# WRITTEN PROBLEM
Repeat the data that follows, word for word, without the images.

# EXERCISE DATA

::::::

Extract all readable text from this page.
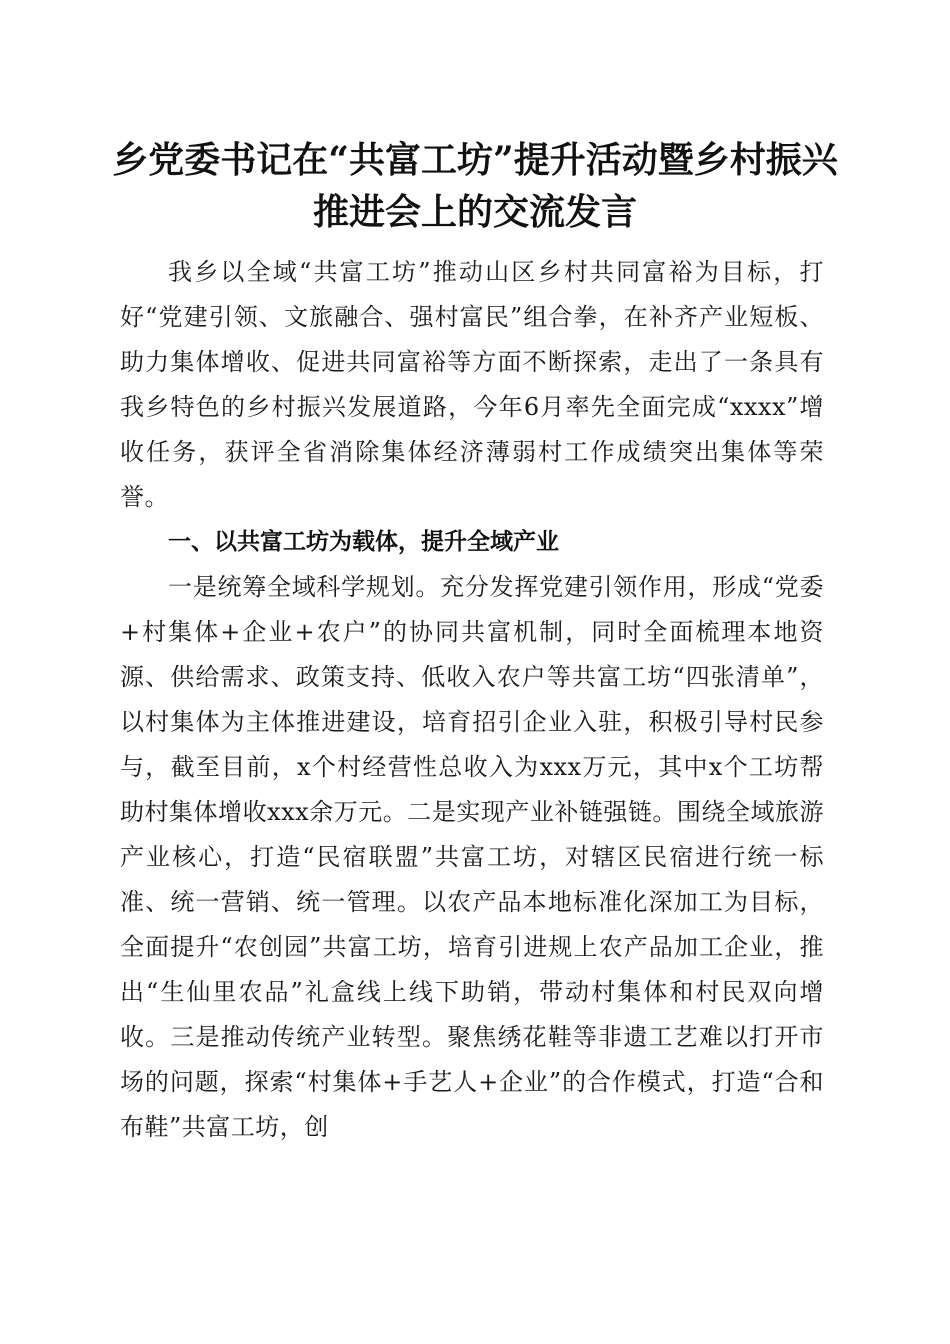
乡党委书记在“共富工坊”提升活动暨乡村振兴推进会上的交流发言

我乡以全域“共富工坊”推动山区乡村共同富裕为目标，打好“党建引领、文旅融合、强村富民”组合拳，在补齐产业短板、助力集体增收、促进共同富裕等方面不断探索，走出了一条具有我乡特色的乡村振兴发展道路，今年6月率先全面完成“xxxx”增收任务，获评全省消除集体经济薄弱村工作成绩突出集体等荣誉。

一、以共富工坊为载体，提升全域产业

一是统筹全域科学规划。充分发挥党建引领作用，形成“党委+村集体+企业+农户”的协同共富机制，同时全面梳理本地资源、供给需求、政策支持、低收入农户等共富工坊“四张清单”，以村集体为主体推进建设，培育招引企业入驻，积极引导村民参与，截至目前，x个村经营性总收入为xxx万元，其中x个工坊帮助村集体增收xxx余万元。二是实现产业补链强链。围绕全域旅游产业核心，打造“民宿联盟”共富工坊，对辖区民宿进行统一标准、统一营销、统一管理。以农产品本地标准化深加工为目标，全面提升“农创园”共富工坊，培育引进规上农产品加工企业，推出“生仙里农品”礼盒线上线下助销，带动村集体和村民双向增收。三是推动传统产业转型。聚焦绣花鞋等非遗工艺难以打开市场的问题，探索“村集体+手艺人+企业”的合作模式，打造“合和布鞋”共富工坊，创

::::::

# FINAL RESULT
Extract all readable text from this page.
乡党委书记在“共富工坊”提升活动暨乡村振兴推进会上的交流发言

我乡以全域“共富工坊”推动山区乡村共同富裕为目标，打好“党建引领、文旅融合、强村富民”组合拳，在补齐产业短板、助力集体增收、促进共同富裕等方面不断探索，走出了一条具有我乡特色的乡村振兴发展道路，今年6月率先全面完成“xxxx”增收任务，获评全省消除集体经济薄弱村工作成绩突出集体等荣誉。

一、以共富工坊为载体，提升全域产业

一是统筹全域科学规划。充分发挥党建引领作用，形成“党委+村集体+企业+农户”的协同共富机制，同时全面梳理本地资源、供给需求、政策支持、低收入农户等共富工坊“四张清单”，以村集体为主体推进建设，培育招引企业入驻，积极引导村民参与，截至目前，x个村经营性总收入为xxx万元，其中x个工坊帮助村集体增收xxx余万元。二是实现产业补链强链。围绕全域旅游产业核心，打造“民宿联盟”共富工坊，对辖区民宿进行统一标准、统一营销、统一管理。以农产品本地标准化深加工为目标，全面提升“农创园”共富工坊，培育引进规上农产品加工企业，推出“生仙里农品”礼盒线上线下助销，带动村集体和村民双向增收。三是推动传统产业转型。聚焦绣花鞋等非遗工艺难以打开市场的问题，探索“村集体+手艺人+企业”的合作模式，打造“合和布鞋”共富工坊，创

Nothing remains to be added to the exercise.